## WORK TO DO
Return only the number of lines holding the word "restliche".

------------------------------------------------------------------------

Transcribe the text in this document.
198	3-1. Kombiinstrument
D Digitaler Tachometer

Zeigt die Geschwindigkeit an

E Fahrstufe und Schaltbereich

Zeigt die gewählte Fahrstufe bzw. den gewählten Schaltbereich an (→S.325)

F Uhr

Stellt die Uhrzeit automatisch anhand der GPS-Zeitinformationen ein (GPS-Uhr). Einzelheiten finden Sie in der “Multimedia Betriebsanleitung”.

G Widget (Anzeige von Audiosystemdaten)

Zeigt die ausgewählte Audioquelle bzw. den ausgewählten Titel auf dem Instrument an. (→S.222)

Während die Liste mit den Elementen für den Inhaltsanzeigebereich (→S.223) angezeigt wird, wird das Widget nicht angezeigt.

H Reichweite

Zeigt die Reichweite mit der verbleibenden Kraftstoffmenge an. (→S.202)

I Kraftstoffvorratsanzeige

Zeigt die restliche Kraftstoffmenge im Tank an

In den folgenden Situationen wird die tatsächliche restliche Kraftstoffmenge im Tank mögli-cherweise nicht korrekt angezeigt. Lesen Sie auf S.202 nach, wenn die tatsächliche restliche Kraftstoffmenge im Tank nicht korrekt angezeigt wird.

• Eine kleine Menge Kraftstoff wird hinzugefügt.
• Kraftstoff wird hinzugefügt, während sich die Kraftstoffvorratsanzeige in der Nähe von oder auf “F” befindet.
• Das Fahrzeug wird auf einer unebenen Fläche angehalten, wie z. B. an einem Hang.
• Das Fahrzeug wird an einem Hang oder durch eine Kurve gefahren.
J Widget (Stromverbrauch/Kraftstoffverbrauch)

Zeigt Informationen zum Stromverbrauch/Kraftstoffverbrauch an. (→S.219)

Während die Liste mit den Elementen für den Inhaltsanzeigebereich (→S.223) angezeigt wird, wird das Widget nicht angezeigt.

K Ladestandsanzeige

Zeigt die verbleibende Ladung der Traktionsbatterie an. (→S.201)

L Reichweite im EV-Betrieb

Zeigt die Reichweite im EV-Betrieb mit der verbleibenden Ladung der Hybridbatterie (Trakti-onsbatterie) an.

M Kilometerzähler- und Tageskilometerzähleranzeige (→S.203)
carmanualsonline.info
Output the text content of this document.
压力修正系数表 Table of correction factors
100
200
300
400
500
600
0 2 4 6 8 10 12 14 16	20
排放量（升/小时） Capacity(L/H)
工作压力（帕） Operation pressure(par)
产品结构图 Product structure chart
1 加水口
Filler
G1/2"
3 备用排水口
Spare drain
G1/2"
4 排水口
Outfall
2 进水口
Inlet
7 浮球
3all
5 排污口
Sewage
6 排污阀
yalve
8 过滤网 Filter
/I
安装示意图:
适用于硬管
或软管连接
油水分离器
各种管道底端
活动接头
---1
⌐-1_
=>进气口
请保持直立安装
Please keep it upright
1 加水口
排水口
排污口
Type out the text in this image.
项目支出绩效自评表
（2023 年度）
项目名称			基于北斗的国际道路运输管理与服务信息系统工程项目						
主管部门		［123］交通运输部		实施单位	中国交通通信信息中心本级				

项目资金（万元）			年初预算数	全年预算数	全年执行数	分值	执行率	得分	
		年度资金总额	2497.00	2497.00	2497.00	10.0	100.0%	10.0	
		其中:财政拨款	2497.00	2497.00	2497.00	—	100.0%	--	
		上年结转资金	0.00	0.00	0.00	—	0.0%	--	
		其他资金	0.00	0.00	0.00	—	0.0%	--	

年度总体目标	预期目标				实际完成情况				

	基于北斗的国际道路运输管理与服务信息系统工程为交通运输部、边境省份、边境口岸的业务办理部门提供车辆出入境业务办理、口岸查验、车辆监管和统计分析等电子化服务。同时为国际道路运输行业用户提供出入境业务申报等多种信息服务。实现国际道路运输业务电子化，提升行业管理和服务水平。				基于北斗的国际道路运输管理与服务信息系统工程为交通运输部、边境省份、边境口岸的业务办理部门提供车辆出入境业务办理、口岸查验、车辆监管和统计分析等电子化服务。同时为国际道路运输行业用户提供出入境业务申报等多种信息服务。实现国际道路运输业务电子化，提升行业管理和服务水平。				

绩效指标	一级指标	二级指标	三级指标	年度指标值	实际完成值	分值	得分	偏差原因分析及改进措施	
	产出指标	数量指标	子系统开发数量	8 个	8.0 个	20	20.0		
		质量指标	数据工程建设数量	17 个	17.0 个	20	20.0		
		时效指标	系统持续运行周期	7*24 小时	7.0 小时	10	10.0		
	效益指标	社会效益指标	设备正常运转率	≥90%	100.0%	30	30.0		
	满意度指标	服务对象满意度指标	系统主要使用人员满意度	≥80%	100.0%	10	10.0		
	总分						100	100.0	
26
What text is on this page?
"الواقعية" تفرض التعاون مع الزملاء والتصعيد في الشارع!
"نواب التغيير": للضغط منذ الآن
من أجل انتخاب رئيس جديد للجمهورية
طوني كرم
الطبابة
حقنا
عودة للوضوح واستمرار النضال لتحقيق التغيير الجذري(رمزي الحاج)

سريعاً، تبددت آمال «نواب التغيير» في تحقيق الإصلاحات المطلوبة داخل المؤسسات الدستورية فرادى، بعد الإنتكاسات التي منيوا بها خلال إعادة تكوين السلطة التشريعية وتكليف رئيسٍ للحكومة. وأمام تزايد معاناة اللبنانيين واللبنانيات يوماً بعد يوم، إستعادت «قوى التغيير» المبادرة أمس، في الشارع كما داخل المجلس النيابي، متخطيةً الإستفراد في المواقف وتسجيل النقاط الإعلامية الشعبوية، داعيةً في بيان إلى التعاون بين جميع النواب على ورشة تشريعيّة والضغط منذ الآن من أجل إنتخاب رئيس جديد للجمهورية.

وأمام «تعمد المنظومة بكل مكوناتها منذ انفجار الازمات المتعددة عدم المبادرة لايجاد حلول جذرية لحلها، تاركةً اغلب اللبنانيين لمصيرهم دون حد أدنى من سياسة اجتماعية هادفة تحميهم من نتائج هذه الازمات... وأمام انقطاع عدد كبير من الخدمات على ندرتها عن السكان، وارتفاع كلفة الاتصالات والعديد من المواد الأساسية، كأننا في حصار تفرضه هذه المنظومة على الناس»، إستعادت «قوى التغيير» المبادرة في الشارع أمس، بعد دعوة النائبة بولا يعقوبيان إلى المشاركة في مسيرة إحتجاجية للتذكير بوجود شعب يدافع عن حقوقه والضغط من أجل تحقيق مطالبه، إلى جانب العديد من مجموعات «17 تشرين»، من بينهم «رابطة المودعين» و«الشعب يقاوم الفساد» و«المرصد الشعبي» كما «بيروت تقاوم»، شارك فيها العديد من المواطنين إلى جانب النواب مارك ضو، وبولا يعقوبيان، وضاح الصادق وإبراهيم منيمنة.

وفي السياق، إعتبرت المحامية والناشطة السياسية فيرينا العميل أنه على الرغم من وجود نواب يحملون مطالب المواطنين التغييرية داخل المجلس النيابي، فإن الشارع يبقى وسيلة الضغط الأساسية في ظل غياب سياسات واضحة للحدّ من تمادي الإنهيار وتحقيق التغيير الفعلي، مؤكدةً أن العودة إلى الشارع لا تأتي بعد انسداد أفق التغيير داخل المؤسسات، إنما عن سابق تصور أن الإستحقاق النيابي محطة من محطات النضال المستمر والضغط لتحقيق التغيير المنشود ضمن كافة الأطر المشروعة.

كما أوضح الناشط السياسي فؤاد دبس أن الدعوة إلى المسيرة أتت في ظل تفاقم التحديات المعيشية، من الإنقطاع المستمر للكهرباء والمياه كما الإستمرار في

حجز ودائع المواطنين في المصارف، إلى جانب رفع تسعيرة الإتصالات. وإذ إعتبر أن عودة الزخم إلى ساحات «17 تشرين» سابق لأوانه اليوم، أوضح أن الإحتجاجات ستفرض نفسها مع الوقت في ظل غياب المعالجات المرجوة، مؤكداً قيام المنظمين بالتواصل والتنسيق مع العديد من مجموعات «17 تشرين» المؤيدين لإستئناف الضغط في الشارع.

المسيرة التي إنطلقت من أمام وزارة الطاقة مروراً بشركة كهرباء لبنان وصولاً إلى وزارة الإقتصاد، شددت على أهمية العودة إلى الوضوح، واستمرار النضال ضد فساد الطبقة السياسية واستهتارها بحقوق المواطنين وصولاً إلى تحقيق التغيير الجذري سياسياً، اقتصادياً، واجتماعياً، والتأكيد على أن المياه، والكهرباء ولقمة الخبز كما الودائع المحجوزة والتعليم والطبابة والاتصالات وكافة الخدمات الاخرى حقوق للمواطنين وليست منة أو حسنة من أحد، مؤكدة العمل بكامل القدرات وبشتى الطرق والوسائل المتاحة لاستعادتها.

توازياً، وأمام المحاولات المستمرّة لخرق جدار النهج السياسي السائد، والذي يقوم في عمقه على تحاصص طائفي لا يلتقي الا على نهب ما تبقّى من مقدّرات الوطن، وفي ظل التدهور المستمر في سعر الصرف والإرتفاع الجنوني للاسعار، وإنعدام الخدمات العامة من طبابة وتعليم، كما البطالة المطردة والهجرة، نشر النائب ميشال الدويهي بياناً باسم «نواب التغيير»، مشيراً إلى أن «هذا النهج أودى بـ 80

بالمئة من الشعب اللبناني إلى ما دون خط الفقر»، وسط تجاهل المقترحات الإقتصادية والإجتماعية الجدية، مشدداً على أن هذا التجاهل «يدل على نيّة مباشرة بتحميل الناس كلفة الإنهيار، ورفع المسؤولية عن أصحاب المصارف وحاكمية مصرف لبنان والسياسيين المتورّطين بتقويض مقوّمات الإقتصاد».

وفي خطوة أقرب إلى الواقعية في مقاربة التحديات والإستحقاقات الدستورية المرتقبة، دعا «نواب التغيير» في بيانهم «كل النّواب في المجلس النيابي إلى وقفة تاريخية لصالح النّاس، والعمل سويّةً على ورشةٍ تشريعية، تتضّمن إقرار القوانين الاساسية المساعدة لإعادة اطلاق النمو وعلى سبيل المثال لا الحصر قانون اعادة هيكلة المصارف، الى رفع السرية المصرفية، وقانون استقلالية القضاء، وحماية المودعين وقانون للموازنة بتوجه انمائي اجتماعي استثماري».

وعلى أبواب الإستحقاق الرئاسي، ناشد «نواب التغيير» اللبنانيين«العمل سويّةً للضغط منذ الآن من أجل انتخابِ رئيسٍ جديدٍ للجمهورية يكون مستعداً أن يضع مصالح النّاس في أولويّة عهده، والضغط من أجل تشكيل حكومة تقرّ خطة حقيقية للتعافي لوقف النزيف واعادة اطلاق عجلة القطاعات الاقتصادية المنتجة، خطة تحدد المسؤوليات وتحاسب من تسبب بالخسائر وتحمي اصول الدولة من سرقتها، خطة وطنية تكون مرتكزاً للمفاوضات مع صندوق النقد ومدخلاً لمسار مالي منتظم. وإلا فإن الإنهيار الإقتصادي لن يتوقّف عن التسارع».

------------------------------------------------------------------------

## FINISHED TASK
2